Items listed in a dataset:

- - - -

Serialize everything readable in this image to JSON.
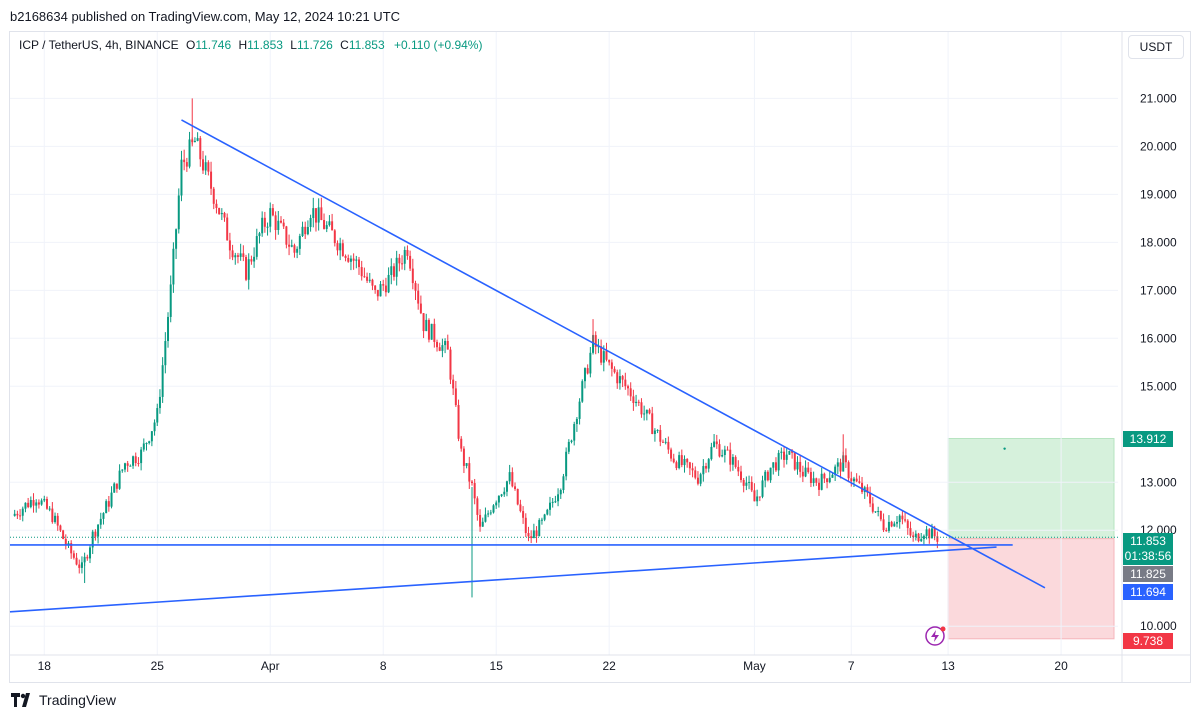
{
  "header": {
    "published": "b2168634 published on TradingView.com, May 12, 2024 10:21 UTC"
  },
  "legend": {
    "symbol": "ICP / TetherUS, 4h, BINANCE",
    "open_key": "O",
    "open": "11.746",
    "high_key": "H",
    "high": "11.853",
    "low_key": "L",
    "low": "11.726",
    "close_key": "C",
    "close": "11.853",
    "change": "+0.110 (+0.94%)"
  },
  "currency_button": "USDT",
  "branding": "TradingView",
  "colors": {
    "up": "#089981",
    "down": "#f23645",
    "trendline": "#2962ff",
    "target_zone": "#d6f1dc",
    "stop_zone": "#fbd9dc"
  },
  "chart_data": {
    "type": "candlestick",
    "symbol": "ICP / TetherUS",
    "interval": "4h",
    "exchange": "BINANCE",
    "ylim": [
      9.7,
      21.2
    ],
    "y_ticks": [
      "21.000",
      "20.000",
      "19.000",
      "18.000",
      "17.000",
      "16.000",
      "15.000",
      "13.000",
      "12.000",
      "10.000"
    ],
    "x_ticks": [
      "18",
      "25",
      "Apr",
      "8",
      "15",
      "22",
      "May",
      "7",
      "13",
      "20"
    ],
    "close_path": [
      [
        "Mar 16 00:00",
        12.3
      ],
      [
        "Mar 17 12:00",
        12.7
      ],
      [
        "Mar 18 12:00",
        12.3
      ],
      [
        "Mar 19 12:00",
        11.6
      ],
      [
        "Mar 20 08:00",
        11.2
      ],
      [
        "Mar 21 00:00",
        11.9
      ],
      [
        "Mar 22 00:00",
        12.6
      ],
      [
        "Mar 23 00:00",
        13.4
      ],
      [
        "Mar 24 00:00",
        13.6
      ],
      [
        "Mar 25 00:00",
        14.4
      ],
      [
        "Mar 25 20:00",
        17.0
      ],
      [
        "Mar 26 12:00",
        19.6
      ],
      [
        "Mar 27 08:00",
        20.1
      ],
      [
        "Mar 28 12:00",
        19.0
      ],
      [
        "Mar 29 12:00",
        18.0
      ],
      [
        "Mar 30 12:00",
        17.4
      ],
      [
        "Mar 31 12:00",
        18.3
      ],
      [
        "Apr 1 00:00",
        18.6
      ],
      [
        "Apr 2 12:00",
        17.8
      ],
      [
        "Apr 3 12:00",
        18.7
      ],
      [
        "Apr 5 00:00",
        18.1
      ],
      [
        "Apr 6 12:00",
        17.5
      ],
      [
        "Apr 7 12:00",
        16.9
      ],
      [
        "Apr 8 12:00",
        17.3
      ],
      [
        "Apr 9 12:00",
        17.9
      ],
      [
        "Apr 10 12:00",
        16.3
      ],
      [
        "Apr 12 00:00",
        15.7
      ],
      [
        "Apr 12 20:00",
        13.6
      ],
      [
        "Apr 13 12:00",
        12.9
      ],
      [
        "Apr 14 00:00",
        12.0
      ],
      [
        "Apr 14 20:00",
        12.6
      ],
      [
        "Apr 15 20:00",
        13.1
      ],
      [
        "Apr 17 00:00",
        11.8
      ],
      [
        "Apr 18 00:00",
        12.2
      ],
      [
        "Apr 19 00:00",
        13.0
      ],
      [
        "Apr 20 00:00",
        14.5
      ],
      [
        "Apr 21 00:00",
        15.9
      ],
      [
        "Apr 22 00:00",
        15.4
      ],
      [
        "Apr 23 12:00",
        14.8
      ],
      [
        "Apr 25 00:00",
        14.0
      ],
      [
        "Apr 26 00:00",
        13.5
      ],
      [
        "Apr 27 12:00",
        13.1
      ],
      [
        "Apr 28 12:00",
        13.8
      ],
      [
        "Apr 29 12:00",
        13.5
      ],
      [
        "Apr 30 12:00",
        13.0
      ],
      [
        "May 1 00:00",
        12.6
      ],
      [
        "May 2 00:00",
        13.3
      ],
      [
        "May 3 00:00",
        13.6
      ],
      [
        "May 4 00:00",
        13.2
      ],
      [
        "May 5 00:00",
        13.0
      ],
      [
        "May 6 12:00",
        13.4
      ],
      [
        "May 7 00:00",
        13.1
      ],
      [
        "May 8 00:00",
        12.7
      ],
      [
        "May 9 00:00",
        12.1
      ],
      [
        "May 10 00:00",
        12.3
      ],
      [
        "May 10 20:00",
        11.8
      ],
      [
        "May 11 12:00",
        12.0
      ],
      [
        "May 12 08:00",
        11.85
      ]
    ],
    "notable_extremes": [
      {
        "time": "Mar 27 04:00",
        "value": 21.0,
        "kind": "high"
      },
      {
        "time": "Apr 13 12:00",
        "value": 10.6,
        "kind": "low"
      },
      {
        "time": "Apr 21 00:00",
        "value": 16.4,
        "kind": "high"
      },
      {
        "time": "May 6 12:00",
        "value": 14.0,
        "kind": "high"
      },
      {
        "time": "Mar 20 12:00",
        "value": 10.9,
        "kind": "low"
      }
    ],
    "drawings": {
      "descending_trendline": {
        "from": [
          "Mar 26 12:00",
          20.55
        ],
        "to": [
          "May 19 00:00",
          10.8
        ]
      },
      "ascending_trendline": {
        "from": [
          "Mar 16 00:00",
          10.3
        ],
        "to": [
          "May 16 00:00",
          11.65
        ]
      },
      "horizontal_support": 11.694,
      "target_zone": {
        "from_time": "May 13 00:00",
        "to_time": "May 27 00:00",
        "top": 13.912,
        "bottom": 11.825
      },
      "stop_zone": {
        "from_time": "May 13 00:00",
        "to_time": "May 27 00:00",
        "top": 11.825,
        "bottom": 9.738
      },
      "target_marker": [
        "May 16 12:00",
        13.7
      ]
    },
    "price_tags": [
      {
        "label": "13.912",
        "countdown": "",
        "color": "#089981"
      },
      {
        "label": "11.853",
        "countdown": "01:38:56",
        "color": "#089981"
      },
      {
        "label": "11.825",
        "countdown": "",
        "color": "#787b86"
      },
      {
        "label": "11.694",
        "countdown": "",
        "color": "#2962ff"
      },
      {
        "label": "9.738",
        "countdown": "",
        "color": "#f23645"
      }
    ]
  }
}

- - - -

■ **Written instruction**:
Copy out all the entries exactly. Images stay out of the copy.

■ **Finished task**:
Serialize everything readable in this image to JSON.
{
  "header": {
    "published": "b2168634 published on TradingView.com, May 12, 2024 10:21 UTC"
  },
  "legend": {
    "symbol": "ICP / TetherUS, 4h, BINANCE",
    "open_key": "O",
    "open": "11.746",
    "high_key": "H",
    "high": "11.853",
    "low_key": "L",
    "low": "11.726",
    "close_key": "C",
    "close": "11.853",
    "change": "+0.110 (+0.94%)"
  },
  "currency_button": "USDT",
  "branding": "TradingView",
  "colors": {
    "up": "#089981",
    "down": "#f23645",
    "trendline": "#2962ff",
    "target_zone": "#d6f1dc",
    "stop_zone": "#fbd9dc"
  },
  "chart_data": {
    "type": "candlestick",
    "symbol": "ICP / TetherUS",
    "interval": "4h",
    "exchange": "BINANCE",
    "ylim": [
      9.7,
      21.2
    ],
    "y_ticks": [
      "21.000",
      "20.000",
      "19.000",
      "18.000",
      "17.000",
      "16.000",
      "15.000",
      "13.000",
      "12.000",
      "10.000"
    ],
    "x_ticks": [
      "18",
      "25",
      "Apr",
      "8",
      "15",
      "22",
      "May",
      "7",
      "13",
      "20"
    ],
    "close_path": [
      [
        "Mar 16 00:00",
        12.3
      ],
      [
        "Mar 17 12:00",
        12.7
      ],
      [
        "Mar 18 12:00",
        12.3
      ],
      [
        "Mar 19 12:00",
        11.6
      ],
      [
        "Mar 20 08:00",
        11.2
      ],
      [
        "Mar 21 00:00",
        11.9
      ],
      [
        "Mar 22 00:00",
        12.6
      ],
      [
        "Mar 23 00:00",
        13.4
      ],
      [
        "Mar 24 00:00",
        13.6
      ],
      [
        "Mar 25 00:00",
        14.4
      ],
      [
        "Mar 25 20:00",
        17.0
      ],
      [
        "Mar 26 12:00",
        19.6
      ],
      [
        "Mar 27 08:00",
        20.1
      ],
      [
        "Mar 28 12:00",
        19.0
      ],
      [
        "Mar 29 12:00",
        18.0
      ],
      [
        "Mar 30 12:00",
        17.4
      ],
      [
        "Mar 31 12:00",
        18.3
      ],
      [
        "Apr 1 00:00",
        18.6
      ],
      [
        "Apr 2 12:00",
        17.8
      ],
      [
        "Apr 3 12:00",
        18.7
      ],
      [
        "Apr 5 00:00",
        18.1
      ],
      [
        "Apr 6 12:00",
        17.5
      ],
      [
        "Apr 7 12:00",
        16.9
      ],
      [
        "Apr 8 12:00",
        17.3
      ],
      [
        "Apr 9 12:00",
        17.9
      ],
      [
        "Apr 10 12:00",
        16.3
      ],
      [
        "Apr 12 00:00",
        15.7
      ],
      [
        "Apr 12 20:00",
        13.6
      ],
      [
        "Apr 13 12:00",
        12.9
      ],
      [
        "Apr 14 00:00",
        12.0
      ],
      [
        "Apr 14 20:00",
        12.6
      ],
      [
        "Apr 15 20:00",
        13.1
      ],
      [
        "Apr 17 00:00",
        11.8
      ],
      [
        "Apr 18 00:00",
        12.2
      ],
      [
        "Apr 19 00:00",
        13.0
      ],
      [
        "Apr 20 00:00",
        14.5
      ],
      [
        "Apr 21 00:00",
        15.9
      ],
      [
        "Apr 22 00:00",
        15.4
      ],
      [
        "Apr 23 12:00",
        14.8
      ],
      [
        "Apr 25 00:00",
        14.0
      ],
      [
        "Apr 26 00:00",
        13.5
      ],
      [
        "Apr 27 12:00",
        13.1
      ],
      [
        "Apr 28 12:00",
        13.8
      ],
      [
        "Apr 29 12:00",
        13.5
      ],
      [
        "Apr 30 12:00",
        13.0
      ],
      [
        "May 1 00:00",
        12.6
      ],
      [
        "May 2 00:00",
        13.3
      ],
      [
        "May 3 00:00",
        13.6
      ],
      [
        "May 4 00:00",
        13.2
      ],
      [
        "May 5 00:00",
        13.0
      ],
      [
        "May 6 12:00",
        13.4
      ],
      [
        "May 7 00:00",
        13.1
      ],
      [
        "May 8 00:00",
        12.7
      ],
      [
        "May 9 00:00",
        12.1
      ],
      [
        "May 10 00:00",
        12.3
      ],
      [
        "May 10 20:00",
        11.8
      ],
      [
        "May 11 12:00",
        12.0
      ],
      [
        "May 12 08:00",
        11.85
      ]
    ],
    "notable_extremes": [
      {
        "time": "Mar 27 04:00",
        "value": 21.0,
        "kind": "high"
      },
      {
        "time": "Apr 13 12:00",
        "value": 10.6,
        "kind": "low"
      },
      {
        "time": "Apr 21 00:00",
        "value": 16.4,
        "kind": "high"
      },
      {
        "time": "May 6 12:00",
        "value": 14.0,
        "kind": "high"
      },
      {
        "time": "Mar 20 12:00",
        "value": 10.9,
        "kind": "low"
      }
    ],
    "drawings": {
      "descending_trendline": {
        "from": [
          "Mar 26 12:00",
          20.55
        ],
        "to": [
          "May 19 00:00",
          10.8
        ]
      },
      "ascending_trendline": {
        "from": [
          "Mar 16 00:00",
          10.3
        ],
        "to": [
          "May 16 00:00",
          11.65
        ]
      },
      "horizontal_support": 11.694,
      "target_zone": {
        "from_time": "May 13 00:00",
        "to_time": "May 27 00:00",
        "top": 13.912,
        "bottom": 11.825
      },
      "stop_zone": {
        "from_time": "May 13 00:00",
        "to_time": "May 27 00:00",
        "top": 11.825,
        "bottom": 9.738
      },
      "target_marker": [
        "May 16 12:00",
        13.7
      ]
    },
    "price_tags": [
      {
        "label": "13.912",
        "countdown": "",
        "color": "#089981"
      },
      {
        "label": "11.853",
        "countdown": "01:38:56",
        "color": "#089981"
      },
      {
        "label": "11.825",
        "countdown": "",
        "color": "#787b86"
      },
      {
        "label": "11.694",
        "countdown": "",
        "color": "#2962ff"
      },
      {
        "label": "9.738",
        "countdown": "",
        "color": "#f23645"
      }
    ]
  }
}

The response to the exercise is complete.